-------- Record set

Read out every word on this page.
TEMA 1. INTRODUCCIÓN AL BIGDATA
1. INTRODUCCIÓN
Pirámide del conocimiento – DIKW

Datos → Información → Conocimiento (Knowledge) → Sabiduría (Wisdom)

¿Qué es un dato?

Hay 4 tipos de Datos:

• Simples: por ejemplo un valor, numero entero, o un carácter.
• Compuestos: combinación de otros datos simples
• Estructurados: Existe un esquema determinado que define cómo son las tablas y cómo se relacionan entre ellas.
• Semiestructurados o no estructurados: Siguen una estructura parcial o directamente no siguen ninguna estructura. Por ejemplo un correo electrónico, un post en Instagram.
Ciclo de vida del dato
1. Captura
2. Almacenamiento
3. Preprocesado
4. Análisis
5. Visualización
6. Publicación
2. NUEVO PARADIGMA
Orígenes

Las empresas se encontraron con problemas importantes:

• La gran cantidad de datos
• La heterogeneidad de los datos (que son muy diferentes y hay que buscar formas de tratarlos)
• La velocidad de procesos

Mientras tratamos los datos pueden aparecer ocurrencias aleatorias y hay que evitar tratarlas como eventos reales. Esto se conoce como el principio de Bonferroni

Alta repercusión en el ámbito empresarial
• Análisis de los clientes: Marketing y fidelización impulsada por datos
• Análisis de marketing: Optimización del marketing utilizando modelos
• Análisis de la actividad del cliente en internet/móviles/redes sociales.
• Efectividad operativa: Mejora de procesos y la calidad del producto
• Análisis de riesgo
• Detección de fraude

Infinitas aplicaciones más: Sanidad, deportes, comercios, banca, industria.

----------------

◆ Problem to solve:
Make an exact copy of every line in the data.

◆ Task response:
Read out every word on this page.
TEMA 1. INTRODUCCIÓN AL BIGDATA
1. INTRODUCCIÓN
Pirámide del conocimiento – DIKW

Datos → Información → Conocimiento (Knowledge) → Sabiduría (Wisdom)

¿Qué es un dato?

Hay 4 tipos de Datos:

• Simples: por ejemplo un valor, numero entero, o un carácter.
• Compuestos: combinación de otros datos simples
• Estructurados: Existe un esquema determinado que define cómo son las tablas y cómo se relacionan entre ellas.
• Semiestructurados o no estructurados: Siguen una estructura parcial o directamente no siguen ninguna estructura. Por ejemplo un correo electrónico, un post en Instagram.
Ciclo de vida del dato
1. Captura
2. Almacenamiento
3. Preprocesado
4. Análisis
5. Visualización
6. Publicación
2. NUEVO PARADIGMA
Orígenes

Las empresas se encontraron con problemas importantes:

• La gran cantidad de datos
• La heterogeneidad de los datos (que son muy diferentes y hay que buscar formas de tratarlos)
• La velocidad de procesos

Mientras tratamos los datos pueden aparecer ocurrencias aleatorias y hay que evitar tratarlas como eventos reales. Esto se conoce como el principio de Bonferroni

Alta repercusión en el ámbito empresarial
• Análisis de los clientes: Marketing y fidelización impulsada por datos
• Análisis de marketing: Optimización del marketing utilizando modelos
• Análisis de la actividad del cliente en internet/móviles/redes sociales.
• Efectividad operativa: Mejora de procesos y la calidad del producto
• Análisis de riesgo
• Detección de fraude

Infinitas aplicaciones más: Sanidad, deportes, comercios, banca, industria.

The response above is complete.